begin
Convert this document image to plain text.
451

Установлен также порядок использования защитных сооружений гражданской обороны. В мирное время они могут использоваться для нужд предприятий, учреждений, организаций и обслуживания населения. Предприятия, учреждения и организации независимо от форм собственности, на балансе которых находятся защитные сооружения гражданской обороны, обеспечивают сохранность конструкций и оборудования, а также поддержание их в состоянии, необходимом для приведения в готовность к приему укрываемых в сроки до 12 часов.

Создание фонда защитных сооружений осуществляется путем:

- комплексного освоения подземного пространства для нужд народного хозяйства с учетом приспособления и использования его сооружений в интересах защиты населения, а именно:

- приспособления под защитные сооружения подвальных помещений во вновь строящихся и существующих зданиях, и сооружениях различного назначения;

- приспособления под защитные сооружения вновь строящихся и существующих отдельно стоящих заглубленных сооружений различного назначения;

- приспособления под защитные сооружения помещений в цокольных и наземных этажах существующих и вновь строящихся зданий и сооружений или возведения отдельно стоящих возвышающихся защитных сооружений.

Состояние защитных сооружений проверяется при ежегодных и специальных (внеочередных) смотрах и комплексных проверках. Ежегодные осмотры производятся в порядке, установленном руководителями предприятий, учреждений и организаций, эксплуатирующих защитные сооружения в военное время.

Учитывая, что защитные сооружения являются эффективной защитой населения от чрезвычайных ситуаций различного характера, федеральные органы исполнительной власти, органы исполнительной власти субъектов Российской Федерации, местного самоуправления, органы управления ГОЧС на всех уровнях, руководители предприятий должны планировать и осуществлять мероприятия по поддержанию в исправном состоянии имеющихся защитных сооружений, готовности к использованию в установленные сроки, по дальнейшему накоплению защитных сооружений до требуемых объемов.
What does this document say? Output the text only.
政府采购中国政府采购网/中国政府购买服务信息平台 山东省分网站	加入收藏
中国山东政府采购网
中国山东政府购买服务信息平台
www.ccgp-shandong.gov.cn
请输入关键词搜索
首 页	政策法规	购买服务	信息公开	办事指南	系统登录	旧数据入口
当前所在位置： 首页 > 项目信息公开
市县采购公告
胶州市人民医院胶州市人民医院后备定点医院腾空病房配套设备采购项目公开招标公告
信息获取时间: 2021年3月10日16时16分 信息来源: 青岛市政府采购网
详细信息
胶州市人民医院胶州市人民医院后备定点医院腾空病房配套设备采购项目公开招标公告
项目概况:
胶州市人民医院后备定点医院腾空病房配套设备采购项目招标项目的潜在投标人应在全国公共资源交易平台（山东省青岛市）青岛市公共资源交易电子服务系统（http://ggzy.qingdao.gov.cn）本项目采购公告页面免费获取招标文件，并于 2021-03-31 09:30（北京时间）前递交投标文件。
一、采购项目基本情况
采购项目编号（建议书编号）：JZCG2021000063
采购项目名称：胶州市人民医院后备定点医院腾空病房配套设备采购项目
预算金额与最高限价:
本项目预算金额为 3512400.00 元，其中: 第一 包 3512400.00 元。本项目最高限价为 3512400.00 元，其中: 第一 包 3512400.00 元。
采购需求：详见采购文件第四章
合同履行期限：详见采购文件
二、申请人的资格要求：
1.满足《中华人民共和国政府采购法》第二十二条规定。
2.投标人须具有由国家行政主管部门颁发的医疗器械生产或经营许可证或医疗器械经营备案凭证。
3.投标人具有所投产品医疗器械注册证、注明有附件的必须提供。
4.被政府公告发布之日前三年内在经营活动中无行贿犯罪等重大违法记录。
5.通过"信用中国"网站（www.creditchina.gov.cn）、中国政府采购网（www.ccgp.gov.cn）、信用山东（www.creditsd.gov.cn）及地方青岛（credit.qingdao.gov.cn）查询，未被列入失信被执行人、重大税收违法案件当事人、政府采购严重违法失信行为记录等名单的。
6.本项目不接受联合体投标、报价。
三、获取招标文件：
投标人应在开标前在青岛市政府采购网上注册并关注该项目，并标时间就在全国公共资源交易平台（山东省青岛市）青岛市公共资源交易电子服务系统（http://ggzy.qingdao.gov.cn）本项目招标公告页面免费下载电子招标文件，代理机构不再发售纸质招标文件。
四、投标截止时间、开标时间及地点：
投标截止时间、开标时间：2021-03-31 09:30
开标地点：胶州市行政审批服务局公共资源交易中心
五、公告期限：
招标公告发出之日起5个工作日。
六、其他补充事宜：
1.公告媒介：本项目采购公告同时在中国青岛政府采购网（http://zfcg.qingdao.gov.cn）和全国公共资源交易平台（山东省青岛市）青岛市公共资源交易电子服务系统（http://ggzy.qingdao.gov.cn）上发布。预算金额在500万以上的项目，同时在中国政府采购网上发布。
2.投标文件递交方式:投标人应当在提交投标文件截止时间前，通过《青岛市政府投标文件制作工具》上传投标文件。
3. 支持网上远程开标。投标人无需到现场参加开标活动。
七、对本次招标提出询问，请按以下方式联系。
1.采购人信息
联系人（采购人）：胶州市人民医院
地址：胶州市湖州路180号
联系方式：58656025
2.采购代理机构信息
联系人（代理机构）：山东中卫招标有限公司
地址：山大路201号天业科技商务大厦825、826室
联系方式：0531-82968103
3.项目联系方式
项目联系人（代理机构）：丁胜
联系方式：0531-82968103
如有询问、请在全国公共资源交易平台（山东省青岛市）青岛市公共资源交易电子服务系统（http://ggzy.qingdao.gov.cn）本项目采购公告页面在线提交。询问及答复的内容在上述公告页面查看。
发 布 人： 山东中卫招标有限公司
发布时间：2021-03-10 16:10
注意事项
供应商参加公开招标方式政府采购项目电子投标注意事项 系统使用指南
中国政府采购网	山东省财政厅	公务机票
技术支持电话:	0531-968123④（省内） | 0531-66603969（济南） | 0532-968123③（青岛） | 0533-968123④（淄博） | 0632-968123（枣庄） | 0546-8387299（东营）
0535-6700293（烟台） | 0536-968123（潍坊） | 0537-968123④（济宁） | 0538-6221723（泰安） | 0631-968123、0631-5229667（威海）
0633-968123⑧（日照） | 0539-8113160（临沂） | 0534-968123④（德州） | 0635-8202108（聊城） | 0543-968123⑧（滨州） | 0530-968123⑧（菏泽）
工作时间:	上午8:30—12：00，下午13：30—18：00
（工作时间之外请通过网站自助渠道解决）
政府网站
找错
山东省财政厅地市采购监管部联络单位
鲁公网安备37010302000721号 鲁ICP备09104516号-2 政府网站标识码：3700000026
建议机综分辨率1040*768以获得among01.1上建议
end
◆ Given exercise
From the material above, copy each line that includes the word "стоящих".

◆ Written response
- приспособления под защитные сооружения вновь строящихся и существующих отдельно стоящих заглубленных сооружений различного назначения;
- приспособления под защитные сооружения помещений в цокольных и наземных этажах существующих и вновь строящихся зданий и сооружений или возведения отдельно стоящих возвышающихся защитных сооружений.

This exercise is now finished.